» What the task requires
Read the material below and tally how many lines hold the word "Domingues", giving the number and nothing else.

——————

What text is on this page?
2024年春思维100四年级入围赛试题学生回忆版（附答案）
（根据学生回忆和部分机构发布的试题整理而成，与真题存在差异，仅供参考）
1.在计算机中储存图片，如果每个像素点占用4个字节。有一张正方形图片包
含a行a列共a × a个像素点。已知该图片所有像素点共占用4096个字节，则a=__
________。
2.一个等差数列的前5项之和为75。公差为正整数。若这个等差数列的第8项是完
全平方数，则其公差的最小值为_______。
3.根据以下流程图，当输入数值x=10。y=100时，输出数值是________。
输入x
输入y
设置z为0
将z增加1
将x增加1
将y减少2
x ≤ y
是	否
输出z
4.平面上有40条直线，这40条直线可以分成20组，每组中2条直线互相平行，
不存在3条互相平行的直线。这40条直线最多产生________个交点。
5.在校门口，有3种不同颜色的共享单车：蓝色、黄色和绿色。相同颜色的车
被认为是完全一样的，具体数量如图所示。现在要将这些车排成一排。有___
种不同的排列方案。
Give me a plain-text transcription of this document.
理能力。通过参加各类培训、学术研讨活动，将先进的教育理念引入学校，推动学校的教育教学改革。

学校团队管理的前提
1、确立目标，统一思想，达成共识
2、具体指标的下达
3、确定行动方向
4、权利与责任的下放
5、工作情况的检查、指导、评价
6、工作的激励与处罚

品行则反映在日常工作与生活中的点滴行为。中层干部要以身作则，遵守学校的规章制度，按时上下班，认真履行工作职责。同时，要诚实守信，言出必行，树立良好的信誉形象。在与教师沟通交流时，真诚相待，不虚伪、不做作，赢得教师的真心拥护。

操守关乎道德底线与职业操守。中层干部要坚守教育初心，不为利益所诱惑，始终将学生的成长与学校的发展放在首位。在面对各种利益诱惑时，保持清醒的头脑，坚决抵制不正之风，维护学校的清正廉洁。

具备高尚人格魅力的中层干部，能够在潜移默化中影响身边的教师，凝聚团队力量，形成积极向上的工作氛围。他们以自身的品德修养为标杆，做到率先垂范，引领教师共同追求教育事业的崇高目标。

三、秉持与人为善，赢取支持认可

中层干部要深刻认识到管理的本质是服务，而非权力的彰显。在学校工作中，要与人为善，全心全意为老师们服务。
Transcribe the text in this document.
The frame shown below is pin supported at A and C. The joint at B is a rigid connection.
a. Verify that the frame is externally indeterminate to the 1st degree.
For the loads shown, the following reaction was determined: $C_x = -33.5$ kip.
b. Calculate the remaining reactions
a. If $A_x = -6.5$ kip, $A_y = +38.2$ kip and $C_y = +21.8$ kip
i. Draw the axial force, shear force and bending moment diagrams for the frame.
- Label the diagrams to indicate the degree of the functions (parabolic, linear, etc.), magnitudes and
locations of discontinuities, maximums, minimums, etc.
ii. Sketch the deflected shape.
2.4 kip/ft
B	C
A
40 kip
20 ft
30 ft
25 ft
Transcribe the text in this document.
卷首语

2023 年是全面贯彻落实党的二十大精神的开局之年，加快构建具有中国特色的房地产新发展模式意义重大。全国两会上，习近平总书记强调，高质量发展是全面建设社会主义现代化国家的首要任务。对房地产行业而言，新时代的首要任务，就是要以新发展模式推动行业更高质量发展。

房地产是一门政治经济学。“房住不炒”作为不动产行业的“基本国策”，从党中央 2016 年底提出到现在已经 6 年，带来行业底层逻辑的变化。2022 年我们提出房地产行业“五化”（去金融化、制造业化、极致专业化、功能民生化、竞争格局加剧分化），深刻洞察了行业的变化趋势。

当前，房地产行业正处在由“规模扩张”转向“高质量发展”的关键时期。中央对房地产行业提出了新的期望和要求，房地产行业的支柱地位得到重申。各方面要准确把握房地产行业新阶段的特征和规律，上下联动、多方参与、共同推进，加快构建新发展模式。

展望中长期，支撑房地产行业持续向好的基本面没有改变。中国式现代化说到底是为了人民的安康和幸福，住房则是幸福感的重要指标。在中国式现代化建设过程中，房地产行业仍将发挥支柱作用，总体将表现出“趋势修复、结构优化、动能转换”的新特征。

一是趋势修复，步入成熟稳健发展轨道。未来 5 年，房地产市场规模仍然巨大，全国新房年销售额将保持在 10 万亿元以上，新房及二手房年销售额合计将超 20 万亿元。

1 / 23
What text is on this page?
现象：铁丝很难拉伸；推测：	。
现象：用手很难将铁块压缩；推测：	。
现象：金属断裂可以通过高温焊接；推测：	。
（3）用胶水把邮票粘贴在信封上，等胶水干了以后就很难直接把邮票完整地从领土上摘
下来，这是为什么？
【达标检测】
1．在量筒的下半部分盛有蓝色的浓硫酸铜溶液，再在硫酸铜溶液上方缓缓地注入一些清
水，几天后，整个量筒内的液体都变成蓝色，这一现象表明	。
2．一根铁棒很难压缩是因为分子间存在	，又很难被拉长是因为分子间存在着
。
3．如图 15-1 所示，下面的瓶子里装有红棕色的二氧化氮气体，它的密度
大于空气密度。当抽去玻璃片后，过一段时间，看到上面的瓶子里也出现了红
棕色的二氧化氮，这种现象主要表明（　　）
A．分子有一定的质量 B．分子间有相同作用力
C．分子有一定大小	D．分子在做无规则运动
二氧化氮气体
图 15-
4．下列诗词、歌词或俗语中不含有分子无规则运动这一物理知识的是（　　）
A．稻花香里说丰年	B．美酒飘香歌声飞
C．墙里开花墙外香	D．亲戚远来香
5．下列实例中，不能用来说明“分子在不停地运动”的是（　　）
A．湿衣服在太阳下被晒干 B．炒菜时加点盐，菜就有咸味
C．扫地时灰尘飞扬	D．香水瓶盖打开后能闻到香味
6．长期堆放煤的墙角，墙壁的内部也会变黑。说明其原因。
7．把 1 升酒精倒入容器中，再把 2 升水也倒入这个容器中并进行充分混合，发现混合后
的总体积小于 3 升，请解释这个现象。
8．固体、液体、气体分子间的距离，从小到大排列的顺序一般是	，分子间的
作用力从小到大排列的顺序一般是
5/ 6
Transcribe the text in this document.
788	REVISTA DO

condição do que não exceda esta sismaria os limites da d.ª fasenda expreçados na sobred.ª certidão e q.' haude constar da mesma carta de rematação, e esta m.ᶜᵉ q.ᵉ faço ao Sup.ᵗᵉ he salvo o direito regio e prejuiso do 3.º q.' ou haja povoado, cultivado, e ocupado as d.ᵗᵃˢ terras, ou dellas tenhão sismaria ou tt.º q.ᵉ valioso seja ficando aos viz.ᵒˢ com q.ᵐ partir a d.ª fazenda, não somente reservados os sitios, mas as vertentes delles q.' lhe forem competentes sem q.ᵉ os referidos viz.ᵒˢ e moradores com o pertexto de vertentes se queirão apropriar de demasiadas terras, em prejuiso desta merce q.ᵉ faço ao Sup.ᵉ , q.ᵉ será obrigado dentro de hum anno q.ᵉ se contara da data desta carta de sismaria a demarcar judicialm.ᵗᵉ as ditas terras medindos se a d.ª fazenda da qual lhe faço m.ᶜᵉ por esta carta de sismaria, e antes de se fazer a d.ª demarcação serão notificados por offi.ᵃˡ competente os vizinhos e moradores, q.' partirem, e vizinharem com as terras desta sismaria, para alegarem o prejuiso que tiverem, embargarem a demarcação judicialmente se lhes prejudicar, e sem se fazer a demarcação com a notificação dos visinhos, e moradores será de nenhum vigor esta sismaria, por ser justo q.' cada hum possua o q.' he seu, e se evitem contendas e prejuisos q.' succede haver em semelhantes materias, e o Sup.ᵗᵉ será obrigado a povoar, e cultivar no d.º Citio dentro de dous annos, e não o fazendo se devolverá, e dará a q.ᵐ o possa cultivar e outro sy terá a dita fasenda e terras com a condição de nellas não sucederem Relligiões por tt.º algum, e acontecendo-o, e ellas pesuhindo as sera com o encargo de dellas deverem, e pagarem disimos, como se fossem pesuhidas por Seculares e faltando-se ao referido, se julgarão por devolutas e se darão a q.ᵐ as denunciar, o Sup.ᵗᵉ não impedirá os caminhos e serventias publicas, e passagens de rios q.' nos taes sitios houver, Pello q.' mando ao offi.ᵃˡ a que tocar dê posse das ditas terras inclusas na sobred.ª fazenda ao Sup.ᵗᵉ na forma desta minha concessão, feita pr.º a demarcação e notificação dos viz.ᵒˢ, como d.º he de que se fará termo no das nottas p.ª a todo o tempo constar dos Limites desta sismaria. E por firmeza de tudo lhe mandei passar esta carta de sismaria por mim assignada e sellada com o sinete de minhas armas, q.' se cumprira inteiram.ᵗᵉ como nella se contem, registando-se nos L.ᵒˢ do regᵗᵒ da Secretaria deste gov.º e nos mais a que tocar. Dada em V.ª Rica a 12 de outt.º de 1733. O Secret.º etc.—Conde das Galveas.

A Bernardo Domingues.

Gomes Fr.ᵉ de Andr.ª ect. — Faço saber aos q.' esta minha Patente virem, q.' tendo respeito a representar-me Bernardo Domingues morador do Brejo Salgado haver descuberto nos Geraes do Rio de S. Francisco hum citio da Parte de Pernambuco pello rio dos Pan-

——————

» Answer to this task
2